MATERIAL FOR THIS EXERCISE:
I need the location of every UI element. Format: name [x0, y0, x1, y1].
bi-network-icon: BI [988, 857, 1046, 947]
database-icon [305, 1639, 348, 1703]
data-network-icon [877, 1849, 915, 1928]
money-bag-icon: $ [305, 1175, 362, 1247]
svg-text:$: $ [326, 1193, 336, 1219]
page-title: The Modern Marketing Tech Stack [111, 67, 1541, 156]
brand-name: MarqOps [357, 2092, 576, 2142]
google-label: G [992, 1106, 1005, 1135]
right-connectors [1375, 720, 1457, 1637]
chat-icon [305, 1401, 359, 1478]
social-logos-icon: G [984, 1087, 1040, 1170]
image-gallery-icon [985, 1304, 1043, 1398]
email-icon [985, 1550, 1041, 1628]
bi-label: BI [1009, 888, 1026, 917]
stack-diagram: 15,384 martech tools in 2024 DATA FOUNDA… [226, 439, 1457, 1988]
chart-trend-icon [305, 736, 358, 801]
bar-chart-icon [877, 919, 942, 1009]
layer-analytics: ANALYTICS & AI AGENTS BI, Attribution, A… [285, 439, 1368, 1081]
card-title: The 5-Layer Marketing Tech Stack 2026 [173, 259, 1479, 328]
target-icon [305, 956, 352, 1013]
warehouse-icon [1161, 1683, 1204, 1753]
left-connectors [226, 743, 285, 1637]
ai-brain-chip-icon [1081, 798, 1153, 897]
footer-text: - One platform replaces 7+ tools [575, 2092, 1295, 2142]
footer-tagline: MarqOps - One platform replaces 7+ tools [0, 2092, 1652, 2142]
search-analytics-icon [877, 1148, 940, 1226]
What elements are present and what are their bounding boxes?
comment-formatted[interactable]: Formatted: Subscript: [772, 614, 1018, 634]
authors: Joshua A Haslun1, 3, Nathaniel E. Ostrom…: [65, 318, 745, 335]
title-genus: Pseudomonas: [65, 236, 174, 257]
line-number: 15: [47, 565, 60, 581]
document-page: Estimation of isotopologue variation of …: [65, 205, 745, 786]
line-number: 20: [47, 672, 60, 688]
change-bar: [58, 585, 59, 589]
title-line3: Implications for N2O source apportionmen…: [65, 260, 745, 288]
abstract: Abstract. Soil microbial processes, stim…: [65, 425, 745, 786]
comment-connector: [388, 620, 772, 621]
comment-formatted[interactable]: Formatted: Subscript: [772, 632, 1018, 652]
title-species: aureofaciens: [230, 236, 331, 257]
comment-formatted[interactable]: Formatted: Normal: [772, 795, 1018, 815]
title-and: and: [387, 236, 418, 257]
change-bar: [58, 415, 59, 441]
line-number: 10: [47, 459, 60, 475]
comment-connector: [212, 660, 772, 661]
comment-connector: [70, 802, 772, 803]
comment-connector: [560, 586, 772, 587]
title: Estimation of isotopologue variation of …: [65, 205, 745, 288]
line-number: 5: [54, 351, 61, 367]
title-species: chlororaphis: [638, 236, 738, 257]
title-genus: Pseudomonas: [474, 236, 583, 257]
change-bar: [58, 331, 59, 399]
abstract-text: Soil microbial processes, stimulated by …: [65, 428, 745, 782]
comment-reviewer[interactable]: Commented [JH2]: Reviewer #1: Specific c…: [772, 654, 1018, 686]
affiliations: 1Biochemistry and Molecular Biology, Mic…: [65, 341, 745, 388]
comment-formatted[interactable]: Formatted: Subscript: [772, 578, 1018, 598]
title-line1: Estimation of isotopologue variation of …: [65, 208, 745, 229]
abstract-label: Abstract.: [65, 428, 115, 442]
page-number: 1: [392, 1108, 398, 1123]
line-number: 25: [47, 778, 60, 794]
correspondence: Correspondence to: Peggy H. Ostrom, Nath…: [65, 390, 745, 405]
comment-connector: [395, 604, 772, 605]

WHAT YOU NEED TO DO: Copy both records above line for line, keeping every character and number unchanged.

RESULT OF THIS EXERCISE:
I need the location of every UI element. Format: name [x0, y0, x1, y1].
bi-network-icon: BI [988, 857, 1046, 947]
database-icon [305, 1639, 348, 1703]
data-network-icon [877, 1849, 915, 1928]
money-bag-icon: $ [305, 1175, 362, 1247]
svg-text:$: $ [326, 1193, 336, 1219]
page-title: The Modern Marketing Tech Stack [111, 67, 1541, 156]
brand-name: MarqOps [357, 2092, 576, 2142]
google-label: G [992, 1106, 1005, 1135]
right-connectors [1375, 720, 1457, 1637]
chat-icon [305, 1401, 359, 1478]
social-logos-icon: G [984, 1087, 1040, 1170]
image-gallery-icon [985, 1304, 1043, 1398]
email-icon [985, 1550, 1041, 1628]
bi-label: BI [1009, 888, 1026, 917]
stack-diagram: 15,384 martech tools in 2024 DATA FOUNDA… [226, 439, 1457, 1988]
chart-trend-icon [305, 736, 358, 801]
bar-chart-icon [877, 919, 942, 1009]
layer-analytics: ANALYTICS & AI AGENTS BI, Attribution, A… [285, 439, 1368, 1081]
card-title: The 5-Layer Marketing Tech Stack 2026 [173, 259, 1479, 328]
target-icon [305, 956, 352, 1013]
warehouse-icon [1161, 1683, 1204, 1753]
left-connectors [226, 743, 285, 1637]
ai-brain-chip-icon [1081, 798, 1153, 897]
footer-text: - One platform replaces 7+ tools [575, 2092, 1295, 2142]
footer-tagline: MarqOps - One platform replaces 7+ tools [0, 2092, 1652, 2142]
search-analytics-icon [877, 1148, 940, 1226]
What elements are present and what are their bounding boxes?
comment-formatted[interactable]: Formatted: Subscript: [772, 614, 1018, 634]
authors: Joshua A Haslun1, 3, Nathaniel E. Ostrom…: [65, 318, 745, 335]
title-genus: Pseudomonas: [65, 236, 174, 257]
line-number: 15: [47, 565, 60, 581]
document-page: Estimation of isotopologue variation of …: [65, 205, 745, 786]
line-number: 20: [47, 672, 60, 688]
change-bar: [58, 585, 59, 589]
title-line3: Implications for N2O source apportionmen…: [65, 260, 745, 288]
abstract: Abstract. Soil microbial processes, stim…: [65, 425, 745, 786]
comment-connector: [388, 620, 772, 621]
comment-formatted[interactable]: Formatted: Subscript: [772, 632, 1018, 652]
title-species: aureofaciens: [230, 236, 331, 257]
comment-formatted[interactable]: Formatted: Normal: [772, 795, 1018, 815]
title-and: and: [387, 236, 418, 257]
change-bar: [58, 415, 59, 441]
line-number: 10: [47, 459, 60, 475]
comment-connector: [212, 660, 772, 661]
comment-connector: [70, 802, 772, 803]
comment-connector: [560, 586, 772, 587]
title: Estimation of isotopologue variation of …: [65, 205, 745, 288]
line-number: 5: [54, 351, 61, 367]
title-species: chlororaphis: [638, 236, 738, 257]
title-genus: Pseudomonas: [474, 236, 583, 257]
change-bar: [58, 331, 59, 399]
abstract-text: Soil microbial processes, stimulated by …: [65, 428, 745, 782]
comment-reviewer[interactable]: Commented [JH2]: Reviewer #1: Specific c…: [772, 654, 1018, 686]
affiliations: 1Biochemistry and Molecular Biology, Mic…: [65, 341, 745, 388]
comment-formatted[interactable]: Formatted: Subscript: [772, 578, 1018, 598]
title-line1: Estimation of isotopologue variation of …: [65, 208, 745, 229]
abstract-label: Abstract.: [65, 428, 115, 442]
page-number: 1: [392, 1108, 398, 1123]
line-number: 25: [47, 778, 60, 794]
correspondence: Correspondence to: Peggy H. Ostrom, Nath…: [65, 390, 745, 405]
comment-connector: [395, 604, 772, 605]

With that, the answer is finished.